**EXERCISE INSTRUCTIONS:** Which transistor does the circuit in the drain detector text below use?

**EXERCISE PASSAGE:**
Start of Block
"OK. I don't know exactly where the drain pipe runs across my yard. Have I come to the right place?" Oops? 'Fraid not.This is a circuit for recovering the sound from an AM radio signal. It's called a Drain Detector because of the analogy to a tube circuit called a plate detector. "That one is used for finding lost dishes, right?" Wrong! In a plate detector the rectification takes place in the plate circuit of the tube. The FET is completely analogous to the triode vacuum tube so in a FET rectification takes place in the drain circuit. "What has rectification got to do with it?" See How AM Radio Works.
Parts.
You can use the same coil and capacitor for this that you used for the crystal set. If you didn't build it you can go back there to find out about coils. Whether you elect to scavenge parts from a transistor radio, Roll your own, or buy, this circuit will work with whatever coil you put in it. The transistor is the venerable MPF102. As far as I know it is still available and is still being used by hobbyist the world over. None of the other parts are remarkable. Here's the circuit.
For a verbal description click here.
Someone is already thinking or maybe even saying that I have mislabeled the transistor leads. In the case of the MPF102 it doesn't make any difference. The source and drain are interchangeable. I did this so that any small amount of RF signal remaining on the drain will not be coupled to the gate by the capacitance of the breadboard and increase the miller capacitance.The transistor is biased very close to cutoff. When an RF signal appears at the gate the negative half-cycles drive the transistor totally into cutoff. The positive ones increase the drain current. The drain current is a half wave rectified version of the input signal. The 100 pf capacitor smoothes out the RF cycles and the audio modulation is left.
The speaker shown in the picture came from Radio Shack many years ago. While I doubt if they have the exact item in their catalog I'm fairly sure they have something similar. It has two features that make it very handy for this kind of project. It is battery powered and it has a microphone level input as well as line level. You can plug into the line level input to listen to that station which is nearby and switch to the mike level to hear that station across town. Even with that you are unlikely to hear any out-of-town stations unless you live in an area where the towns are small and very close together.
A mother to her child: "Go ahead and have fun with transistors, but if you fall into a hole don't come running to me!"
End of Block
**MATERIAL SHOWN:**
Start of Block
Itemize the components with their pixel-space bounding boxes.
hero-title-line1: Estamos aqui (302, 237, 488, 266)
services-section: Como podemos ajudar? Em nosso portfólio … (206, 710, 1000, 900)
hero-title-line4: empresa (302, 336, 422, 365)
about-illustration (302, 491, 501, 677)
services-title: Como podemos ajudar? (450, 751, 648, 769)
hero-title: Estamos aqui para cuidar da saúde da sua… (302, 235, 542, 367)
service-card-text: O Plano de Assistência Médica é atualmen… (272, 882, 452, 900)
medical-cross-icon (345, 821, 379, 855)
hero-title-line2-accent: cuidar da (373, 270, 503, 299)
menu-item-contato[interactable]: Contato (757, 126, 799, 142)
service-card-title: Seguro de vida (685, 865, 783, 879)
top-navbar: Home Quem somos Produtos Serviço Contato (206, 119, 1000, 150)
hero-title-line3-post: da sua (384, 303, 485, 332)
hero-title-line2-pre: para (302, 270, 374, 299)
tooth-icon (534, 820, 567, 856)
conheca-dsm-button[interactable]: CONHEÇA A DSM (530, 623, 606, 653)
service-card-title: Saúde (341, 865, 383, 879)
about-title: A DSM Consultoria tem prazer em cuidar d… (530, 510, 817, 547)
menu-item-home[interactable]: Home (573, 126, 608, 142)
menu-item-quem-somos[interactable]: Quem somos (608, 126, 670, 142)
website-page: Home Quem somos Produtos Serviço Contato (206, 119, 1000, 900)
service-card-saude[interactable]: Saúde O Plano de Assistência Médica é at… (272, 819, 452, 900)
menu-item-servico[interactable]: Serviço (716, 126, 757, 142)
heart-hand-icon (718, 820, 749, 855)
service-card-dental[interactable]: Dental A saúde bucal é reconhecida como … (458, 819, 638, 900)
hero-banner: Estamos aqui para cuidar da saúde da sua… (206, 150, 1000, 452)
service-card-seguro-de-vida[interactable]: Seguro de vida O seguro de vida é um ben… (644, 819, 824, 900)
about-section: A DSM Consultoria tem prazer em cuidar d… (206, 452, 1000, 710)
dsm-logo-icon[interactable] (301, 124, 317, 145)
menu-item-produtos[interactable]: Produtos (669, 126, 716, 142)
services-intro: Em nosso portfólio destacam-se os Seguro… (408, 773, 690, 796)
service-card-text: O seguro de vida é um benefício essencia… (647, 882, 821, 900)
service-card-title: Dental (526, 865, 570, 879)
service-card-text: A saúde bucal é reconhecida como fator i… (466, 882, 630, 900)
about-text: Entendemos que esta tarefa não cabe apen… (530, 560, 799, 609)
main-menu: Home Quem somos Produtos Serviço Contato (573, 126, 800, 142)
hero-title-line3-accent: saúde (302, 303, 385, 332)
End of Block
**YOUR RESPONSE:** The MPF102.